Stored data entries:
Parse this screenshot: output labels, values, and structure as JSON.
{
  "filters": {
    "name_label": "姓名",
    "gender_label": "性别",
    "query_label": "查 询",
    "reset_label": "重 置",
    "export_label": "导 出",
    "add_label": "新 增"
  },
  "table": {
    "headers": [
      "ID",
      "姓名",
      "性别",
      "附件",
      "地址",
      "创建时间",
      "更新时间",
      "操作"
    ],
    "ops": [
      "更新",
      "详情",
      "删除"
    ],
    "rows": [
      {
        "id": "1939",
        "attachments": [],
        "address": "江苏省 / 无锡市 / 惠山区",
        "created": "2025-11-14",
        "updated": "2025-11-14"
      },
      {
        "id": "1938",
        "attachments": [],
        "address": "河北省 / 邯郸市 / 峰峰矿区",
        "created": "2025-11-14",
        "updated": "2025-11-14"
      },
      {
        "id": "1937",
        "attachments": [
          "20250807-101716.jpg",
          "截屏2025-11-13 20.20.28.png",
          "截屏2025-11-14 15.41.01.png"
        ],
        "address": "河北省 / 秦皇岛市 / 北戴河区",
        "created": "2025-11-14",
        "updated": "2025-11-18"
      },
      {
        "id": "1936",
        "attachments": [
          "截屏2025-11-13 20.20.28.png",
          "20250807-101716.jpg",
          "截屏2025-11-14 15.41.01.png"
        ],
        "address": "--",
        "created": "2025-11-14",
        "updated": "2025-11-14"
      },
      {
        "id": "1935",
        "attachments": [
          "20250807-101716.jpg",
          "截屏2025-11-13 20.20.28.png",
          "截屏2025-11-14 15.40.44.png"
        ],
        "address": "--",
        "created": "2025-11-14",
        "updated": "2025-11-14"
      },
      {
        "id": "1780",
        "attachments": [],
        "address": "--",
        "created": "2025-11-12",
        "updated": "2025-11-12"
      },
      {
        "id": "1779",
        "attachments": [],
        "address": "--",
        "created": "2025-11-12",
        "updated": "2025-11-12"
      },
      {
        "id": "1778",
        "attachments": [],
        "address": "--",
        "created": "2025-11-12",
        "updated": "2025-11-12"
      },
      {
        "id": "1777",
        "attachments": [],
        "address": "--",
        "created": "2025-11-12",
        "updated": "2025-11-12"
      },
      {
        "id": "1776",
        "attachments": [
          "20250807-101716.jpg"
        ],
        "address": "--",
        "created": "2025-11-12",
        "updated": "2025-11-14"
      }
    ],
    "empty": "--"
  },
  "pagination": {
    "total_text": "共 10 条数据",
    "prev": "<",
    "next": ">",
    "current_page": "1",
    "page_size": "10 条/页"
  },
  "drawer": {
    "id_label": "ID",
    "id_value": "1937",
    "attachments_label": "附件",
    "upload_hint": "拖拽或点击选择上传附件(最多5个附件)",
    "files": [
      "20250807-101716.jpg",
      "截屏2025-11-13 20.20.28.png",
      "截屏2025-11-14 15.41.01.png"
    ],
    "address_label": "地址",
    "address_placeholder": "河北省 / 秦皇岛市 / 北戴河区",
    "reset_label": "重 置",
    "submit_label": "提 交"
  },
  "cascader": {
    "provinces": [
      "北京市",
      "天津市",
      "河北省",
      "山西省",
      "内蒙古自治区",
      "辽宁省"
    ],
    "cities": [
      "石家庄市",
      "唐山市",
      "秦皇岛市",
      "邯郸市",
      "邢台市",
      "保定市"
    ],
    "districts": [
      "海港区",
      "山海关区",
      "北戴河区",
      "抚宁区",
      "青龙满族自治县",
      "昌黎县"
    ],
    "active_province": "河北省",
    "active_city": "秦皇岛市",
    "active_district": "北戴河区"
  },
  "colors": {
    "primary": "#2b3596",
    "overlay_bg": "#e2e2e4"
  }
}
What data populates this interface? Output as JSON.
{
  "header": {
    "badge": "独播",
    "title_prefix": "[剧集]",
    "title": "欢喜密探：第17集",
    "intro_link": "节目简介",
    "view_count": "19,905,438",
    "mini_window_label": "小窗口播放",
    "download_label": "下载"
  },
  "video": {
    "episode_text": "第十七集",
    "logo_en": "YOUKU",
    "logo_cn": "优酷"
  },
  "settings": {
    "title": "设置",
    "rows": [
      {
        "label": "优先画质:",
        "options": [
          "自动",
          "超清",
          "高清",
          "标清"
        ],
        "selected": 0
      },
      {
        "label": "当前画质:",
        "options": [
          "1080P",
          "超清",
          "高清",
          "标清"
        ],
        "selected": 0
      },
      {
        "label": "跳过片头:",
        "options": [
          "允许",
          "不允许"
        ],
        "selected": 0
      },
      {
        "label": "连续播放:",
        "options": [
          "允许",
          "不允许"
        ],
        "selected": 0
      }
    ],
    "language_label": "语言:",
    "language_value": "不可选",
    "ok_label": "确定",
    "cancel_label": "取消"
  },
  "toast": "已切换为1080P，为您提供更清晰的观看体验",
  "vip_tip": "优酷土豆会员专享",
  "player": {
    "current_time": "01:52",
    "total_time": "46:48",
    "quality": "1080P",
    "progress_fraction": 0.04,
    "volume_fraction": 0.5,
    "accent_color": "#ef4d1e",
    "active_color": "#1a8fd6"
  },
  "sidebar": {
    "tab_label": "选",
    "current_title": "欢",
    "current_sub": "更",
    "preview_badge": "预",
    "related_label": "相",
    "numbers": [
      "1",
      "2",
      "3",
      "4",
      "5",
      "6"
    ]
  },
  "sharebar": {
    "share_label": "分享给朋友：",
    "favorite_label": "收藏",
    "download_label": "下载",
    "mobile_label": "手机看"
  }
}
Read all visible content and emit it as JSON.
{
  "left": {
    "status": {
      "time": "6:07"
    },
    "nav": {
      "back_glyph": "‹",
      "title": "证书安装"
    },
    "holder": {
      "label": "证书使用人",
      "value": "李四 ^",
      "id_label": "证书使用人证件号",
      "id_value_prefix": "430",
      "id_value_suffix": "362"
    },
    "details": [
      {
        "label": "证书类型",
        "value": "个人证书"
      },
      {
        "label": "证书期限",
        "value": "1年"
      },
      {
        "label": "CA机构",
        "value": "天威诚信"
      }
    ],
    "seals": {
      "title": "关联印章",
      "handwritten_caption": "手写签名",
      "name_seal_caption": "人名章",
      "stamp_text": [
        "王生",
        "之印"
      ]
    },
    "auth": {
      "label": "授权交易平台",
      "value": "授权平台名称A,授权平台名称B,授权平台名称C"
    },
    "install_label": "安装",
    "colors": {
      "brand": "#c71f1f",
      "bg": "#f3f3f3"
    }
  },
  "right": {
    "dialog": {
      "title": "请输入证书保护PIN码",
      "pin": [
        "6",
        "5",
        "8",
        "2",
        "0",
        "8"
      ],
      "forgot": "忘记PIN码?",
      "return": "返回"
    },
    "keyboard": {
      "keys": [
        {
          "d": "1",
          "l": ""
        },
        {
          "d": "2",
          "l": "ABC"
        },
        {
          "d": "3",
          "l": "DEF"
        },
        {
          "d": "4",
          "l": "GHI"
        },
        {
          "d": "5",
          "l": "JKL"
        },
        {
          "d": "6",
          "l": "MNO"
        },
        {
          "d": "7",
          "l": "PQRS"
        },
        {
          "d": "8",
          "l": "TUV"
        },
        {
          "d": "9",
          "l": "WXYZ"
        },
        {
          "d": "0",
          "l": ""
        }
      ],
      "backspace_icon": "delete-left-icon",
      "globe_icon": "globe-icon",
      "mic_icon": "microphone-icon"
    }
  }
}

GIVEN INSTRUCTION: All of the material above needs to be copied exactly.

THE SOLUTION:
Parse this screenshot: output labels, values, and structure as JSON.
{
  "filters": {
    "name_label": "姓名",
    "gender_label": "性别",
    "query_label": "查 询",
    "reset_label": "重 置",
    "export_label": "导 出",
    "add_label": "新 增"
  },
  "table": {
    "headers": [
      "ID",
      "姓名",
      "性别",
      "附件",
      "地址",
      "创建时间",
      "更新时间",
      "操作"
    ],
    "ops": [
      "更新",
      "详情",
      "删除"
    ],
    "rows": [
      {
        "id": "1939",
        "attachments": [],
        "address": "江苏省 / 无锡市 / 惠山区",
        "created": "2025-11-14",
        "updated": "2025-11-14"
      },
      {
        "id": "1938",
        "attachments": [],
        "address": "河北省 / 邯郸市 / 峰峰矿区",
        "created": "2025-11-14",
        "updated": "2025-11-14"
      },
      {
        "id": "1937",
        "attachments": [
          "20250807-101716.jpg",
          "截屏2025-11-13 20.20.28.png",
          "截屏2025-11-14 15.41.01.png"
        ],
        "address": "河北省 / 秦皇岛市 / 北戴河区",
        "created": "2025-11-14",
        "updated": "2025-11-18"
      },
      {
        "id": "1936",
        "attachments": [
          "截屏2025-11-13 20.20.28.png",
          "20250807-101716.jpg",
          "截屏2025-11-14 15.41.01.png"
        ],
        "address": "--",
        "created": "2025-11-14",
        "updated": "2025-11-14"
      },
      {
        "id": "1935",
        "attachments": [
          "20250807-101716.jpg",
          "截屏2025-11-13 20.20.28.png",
          "截屏2025-11-14 15.40.44.png"
        ],
        "address": "--",
        "created": "2025-11-14",
        "updated": "2025-11-14"
      },
      {
        "id": "1780",
        "attachments": [],
        "address": "--",
        "created": "2025-11-12",
        "updated": "2025-11-12"
      },
      {
        "id": "1779",
        "attachments": [],
        "address": "--",
        "created": "2025-11-12",
        "updated": "2025-11-12"
      },
      {
        "id": "1778",
        "attachments": [],
        "address": "--",
        "created": "2025-11-12",
        "updated": "2025-11-12"
      },
      {
        "id": "1777",
        "attachments": [],
        "address": "--",
        "created": "2025-11-12",
        "updated": "2025-11-12"
      },
      {
        "id": "1776",
        "attachments": [
          "20250807-101716.jpg"
        ],
        "address": "--",
        "created": "2025-11-12",
        "updated": "2025-11-14"
      }
    ],
    "empty": "--"
  },
  "pagination": {
    "total_text": "共 10 条数据",
    "prev": "<",
    "next": ">",
    "current_page": "1",
    "page_size": "10 条/页"
  },
  "drawer": {
    "id_label": "ID",
    "id_value": "1937",
    "attachments_label": "附件",
    "upload_hint": "拖拽或点击选择上传附件(最多5个附件)",
    "files": [
      "20250807-101716.jpg",
      "截屏2025-11-13 20.20.28.png",
      "截屏2025-11-14 15.41.01.png"
    ],
    "address_label": "地址",
    "address_placeholder": "河北省 / 秦皇岛市 / 北戴河区",
    "reset_label": "重 置",
    "submit_label": "提 交"
  },
  "cascader": {
    "provinces": [
      "北京市",
      "天津市",
      "河北省",
      "山西省",
      "内蒙古自治区",
      "辽宁省"
    ],
    "cities": [
      "石家庄市",
      "唐山市",
      "秦皇岛市",
      "邯郸市",
      "邢台市",
      "保定市"
    ],
    "districts": [
      "海港区",
      "山海关区",
      "北戴河区",
      "抚宁区",
      "青龙满族自治县",
      "昌黎县"
    ],
    "active_province": "河北省",
    "active_city": "秦皇岛市",
    "active_district": "北戴河区"
  },
  "colors": {
    "primary": "#2b3596",
    "overlay_bg": "#e2e2e4"
  }
}
What data populates this interface? Output as JSON.
{
  "header": {
    "badge": "独播",
    "title_prefix": "[剧集]",
    "title": "欢喜密探：第17集",
    "intro_link": "节目简介",
    "view_count": "19,905,438",
    "mini_window_label": "小窗口播放",
    "download_label": "下载"
  },
  "video": {
    "episode_text": "第十七集",
    "logo_en": "YOUKU",
    "logo_cn": "优酷"
  },
  "settings": {
    "title": "设置",
    "rows": [
      {
        "label": "优先画质:",
        "options": [
          "自动",
          "超清",
          "高清",
          "标清"
        ],
        "selected": 0
      },
      {
        "label": "当前画质:",
        "options": [
          "1080P",
          "超清",
          "高清",
          "标清"
        ],
        "selected": 0
      },
      {
        "label": "跳过片头:",
        "options": [
          "允许",
          "不允许"
        ],
        "selected": 0
      },
      {
        "label": "连续播放:",
        "options": [
          "允许",
          "不允许"
        ],
        "selected": 0
      }
    ],
    "language_label": "语言:",
    "language_value": "不可选",
    "ok_label": "确定",
    "cancel_label": "取消"
  },
  "toast": "已切换为1080P，为您提供更清晰的观看体验",
  "vip_tip": "优酷土豆会员专享",
  "player": {
    "current_time": "01:52",
    "total_time": "46:48",
    "quality": "1080P",
    "progress_fraction": 0.04,
    "volume_fraction": 0.5,
    "accent_color": "#ef4d1e",
    "active_color": "#1a8fd6"
  },
  "sidebar": {
    "tab_label": "选",
    "current_title": "欢",
    "current_sub": "更",
    "preview_badge": "预",
    "related_label": "相",
    "numbers": [
      "1",
      "2",
      "3",
      "4",
      "5",
      "6"
    ]
  },
  "sharebar": {
    "share_label": "分享给朋友：",
    "favorite_label": "收藏",
    "download_label": "下载",
    "mobile_label": "手机看"
  }
}
Read all visible content and emit it as JSON.
{
  "left": {
    "status": {
      "time": "6:07"
    },
    "nav": {
      "back_glyph": "‹",
      "title": "证书安装"
    },
    "holder": {
      "label": "证书使用人",
      "value": "李四 ^",
      "id_label": "证书使用人证件号",
      "id_value_prefix": "430",
      "id_value_suffix": "362"
    },
    "details": [
      {
        "label": "证书类型",
        "value": "个人证书"
      },
      {
        "label": "证书期限",
        "value": "1年"
      },
      {
        "label": "CA机构",
        "value": "天威诚信"
      }
    ],
    "seals": {
      "title": "关联印章",
      "handwritten_caption": "手写签名",
      "name_seal_caption": "人名章",
      "stamp_text": [
        "王生",
        "之印"
      ]
    },
    "auth": {
      "label": "授权交易平台",
      "value": "授权平台名称A,授权平台名称B,授权平台名称C"
    },
    "install_label": "安装",
    "colors": {
      "brand": "#c71f1f",
      "bg": "#f3f3f3"
    }
  },
  "right": {
    "dialog": {
      "title": "请输入证书保护PIN码",
      "pin": [
        "6",
        "5",
        "8",
        "2",
        "0",
        "8"
      ],
      "forgot": "忘记PIN码?",
      "return": "返回"
    },
    "keyboard": {
      "keys": [
        {
          "d": "1",
          "l": ""
        },
        {
          "d": "2",
          "l": "ABC"
        },
        {
          "d": "3",
          "l": "DEF"
        },
        {
          "d": "4",
          "l": "GHI"
        },
        {
          "d": "5",
          "l": "JKL"
        },
        {
          "d": "6",
          "l": "MNO"
        },
        {
          "d": "7",
          "l": "PQRS"
        },
        {
          "d": "8",
          "l": "TUV"
        },
        {
          "d": "9",
          "l": "WXYZ"
        },
        {
          "d": "0",
          "l": ""
        }
      ],
      "backspace_icon": "delete-left-icon",
      "globe_icon": "globe-icon",
      "mic_icon": "microphone-icon"
    }
  }
}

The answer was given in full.